* _YOUR TASK_: Find the lines that include the string "konkurransegrunnlagets" and report how many there are. Give no other text.

* _LISTED ENTRIES_:
+++
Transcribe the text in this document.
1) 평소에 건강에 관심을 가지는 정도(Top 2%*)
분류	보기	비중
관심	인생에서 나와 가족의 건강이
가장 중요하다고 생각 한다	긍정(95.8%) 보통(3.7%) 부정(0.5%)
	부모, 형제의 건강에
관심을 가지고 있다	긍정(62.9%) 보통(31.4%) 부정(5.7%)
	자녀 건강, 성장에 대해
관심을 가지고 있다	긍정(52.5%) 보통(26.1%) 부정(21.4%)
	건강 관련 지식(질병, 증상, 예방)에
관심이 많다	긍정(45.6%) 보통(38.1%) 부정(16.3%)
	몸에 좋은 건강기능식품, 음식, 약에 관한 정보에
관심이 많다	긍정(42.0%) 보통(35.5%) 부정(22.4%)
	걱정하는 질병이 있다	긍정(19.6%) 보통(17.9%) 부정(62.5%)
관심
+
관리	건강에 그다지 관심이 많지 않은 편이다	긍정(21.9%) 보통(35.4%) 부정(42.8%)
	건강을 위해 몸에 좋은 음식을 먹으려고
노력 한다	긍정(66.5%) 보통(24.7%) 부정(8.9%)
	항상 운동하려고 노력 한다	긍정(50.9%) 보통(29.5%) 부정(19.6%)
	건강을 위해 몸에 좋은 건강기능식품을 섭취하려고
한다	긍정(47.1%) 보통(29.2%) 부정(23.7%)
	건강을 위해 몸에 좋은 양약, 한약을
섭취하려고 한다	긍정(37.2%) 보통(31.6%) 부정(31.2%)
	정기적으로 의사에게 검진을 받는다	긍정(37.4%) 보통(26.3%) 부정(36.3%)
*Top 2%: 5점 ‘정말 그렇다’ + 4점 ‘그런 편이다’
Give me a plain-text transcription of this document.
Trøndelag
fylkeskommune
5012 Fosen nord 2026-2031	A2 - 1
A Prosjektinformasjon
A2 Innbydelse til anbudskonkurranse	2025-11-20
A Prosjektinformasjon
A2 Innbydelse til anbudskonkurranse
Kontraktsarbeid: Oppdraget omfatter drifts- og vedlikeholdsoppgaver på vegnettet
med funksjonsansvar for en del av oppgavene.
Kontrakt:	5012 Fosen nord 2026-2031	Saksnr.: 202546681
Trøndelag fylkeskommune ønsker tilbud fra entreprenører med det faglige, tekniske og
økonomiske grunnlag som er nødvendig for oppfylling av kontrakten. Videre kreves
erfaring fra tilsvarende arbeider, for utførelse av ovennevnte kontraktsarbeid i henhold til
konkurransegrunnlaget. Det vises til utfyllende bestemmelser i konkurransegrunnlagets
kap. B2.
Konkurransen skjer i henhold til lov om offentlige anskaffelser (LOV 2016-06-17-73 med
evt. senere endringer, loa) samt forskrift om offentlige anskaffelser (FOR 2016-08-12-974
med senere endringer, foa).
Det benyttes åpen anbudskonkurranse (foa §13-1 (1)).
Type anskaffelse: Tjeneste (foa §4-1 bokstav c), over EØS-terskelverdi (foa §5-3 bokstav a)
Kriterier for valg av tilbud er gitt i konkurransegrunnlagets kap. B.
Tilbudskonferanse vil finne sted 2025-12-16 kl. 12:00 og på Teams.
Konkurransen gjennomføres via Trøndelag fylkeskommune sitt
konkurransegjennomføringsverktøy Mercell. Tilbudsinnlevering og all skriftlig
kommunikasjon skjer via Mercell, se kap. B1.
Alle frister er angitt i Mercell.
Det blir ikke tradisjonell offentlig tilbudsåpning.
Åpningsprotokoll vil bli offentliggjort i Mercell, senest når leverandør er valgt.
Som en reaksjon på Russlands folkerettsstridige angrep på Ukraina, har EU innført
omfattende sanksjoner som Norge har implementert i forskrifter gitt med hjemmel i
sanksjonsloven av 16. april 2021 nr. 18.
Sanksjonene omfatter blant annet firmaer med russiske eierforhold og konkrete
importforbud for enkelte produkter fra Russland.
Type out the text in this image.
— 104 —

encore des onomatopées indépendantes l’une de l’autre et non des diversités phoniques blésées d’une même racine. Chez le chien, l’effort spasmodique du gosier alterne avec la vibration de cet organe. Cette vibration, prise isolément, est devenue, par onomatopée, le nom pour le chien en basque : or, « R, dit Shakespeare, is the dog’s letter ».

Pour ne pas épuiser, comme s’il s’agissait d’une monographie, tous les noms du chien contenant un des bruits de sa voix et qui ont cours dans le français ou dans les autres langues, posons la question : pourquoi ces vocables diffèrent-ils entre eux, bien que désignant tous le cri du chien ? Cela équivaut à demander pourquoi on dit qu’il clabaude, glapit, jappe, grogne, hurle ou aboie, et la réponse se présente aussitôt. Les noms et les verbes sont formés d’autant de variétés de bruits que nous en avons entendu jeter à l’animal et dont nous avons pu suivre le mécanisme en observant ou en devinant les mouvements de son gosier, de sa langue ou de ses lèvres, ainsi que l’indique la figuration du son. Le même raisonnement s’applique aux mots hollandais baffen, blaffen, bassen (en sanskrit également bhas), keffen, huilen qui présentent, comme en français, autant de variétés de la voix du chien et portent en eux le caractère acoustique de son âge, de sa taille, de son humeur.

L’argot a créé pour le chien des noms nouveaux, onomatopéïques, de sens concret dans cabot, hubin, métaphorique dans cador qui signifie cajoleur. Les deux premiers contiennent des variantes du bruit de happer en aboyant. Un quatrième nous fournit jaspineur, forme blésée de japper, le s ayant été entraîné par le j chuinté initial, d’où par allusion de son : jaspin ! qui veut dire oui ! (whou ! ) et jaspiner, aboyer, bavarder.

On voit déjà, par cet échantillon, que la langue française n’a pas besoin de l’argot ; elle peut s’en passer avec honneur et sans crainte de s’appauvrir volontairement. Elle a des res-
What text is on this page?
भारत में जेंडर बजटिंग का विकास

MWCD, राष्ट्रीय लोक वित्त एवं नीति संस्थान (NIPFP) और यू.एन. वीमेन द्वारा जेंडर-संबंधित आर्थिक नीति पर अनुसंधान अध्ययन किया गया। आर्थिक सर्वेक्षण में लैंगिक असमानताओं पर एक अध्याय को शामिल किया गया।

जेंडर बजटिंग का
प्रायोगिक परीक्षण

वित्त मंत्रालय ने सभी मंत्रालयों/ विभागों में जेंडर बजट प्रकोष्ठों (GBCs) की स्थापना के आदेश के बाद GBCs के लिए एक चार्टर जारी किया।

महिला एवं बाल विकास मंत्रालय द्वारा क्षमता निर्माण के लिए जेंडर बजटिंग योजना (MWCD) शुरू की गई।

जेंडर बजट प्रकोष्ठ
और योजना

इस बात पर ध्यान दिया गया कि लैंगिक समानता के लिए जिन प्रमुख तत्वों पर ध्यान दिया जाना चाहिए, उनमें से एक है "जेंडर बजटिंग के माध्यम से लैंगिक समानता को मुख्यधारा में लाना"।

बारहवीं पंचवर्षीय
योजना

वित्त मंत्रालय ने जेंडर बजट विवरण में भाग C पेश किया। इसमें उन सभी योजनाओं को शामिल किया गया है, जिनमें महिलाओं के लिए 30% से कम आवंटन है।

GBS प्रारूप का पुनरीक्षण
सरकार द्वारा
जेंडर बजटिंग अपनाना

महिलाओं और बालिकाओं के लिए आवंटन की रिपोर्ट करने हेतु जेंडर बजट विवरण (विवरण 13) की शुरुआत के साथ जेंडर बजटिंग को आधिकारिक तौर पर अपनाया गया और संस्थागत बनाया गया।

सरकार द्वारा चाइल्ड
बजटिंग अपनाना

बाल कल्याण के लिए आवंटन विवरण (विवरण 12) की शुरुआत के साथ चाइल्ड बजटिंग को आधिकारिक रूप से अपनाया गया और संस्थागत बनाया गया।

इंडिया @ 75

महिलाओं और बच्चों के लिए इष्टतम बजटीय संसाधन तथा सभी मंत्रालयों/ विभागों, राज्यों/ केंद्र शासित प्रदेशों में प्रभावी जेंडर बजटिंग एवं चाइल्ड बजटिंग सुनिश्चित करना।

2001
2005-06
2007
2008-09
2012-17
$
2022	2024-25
+++
* _EXPECTED OUTPUT_: 2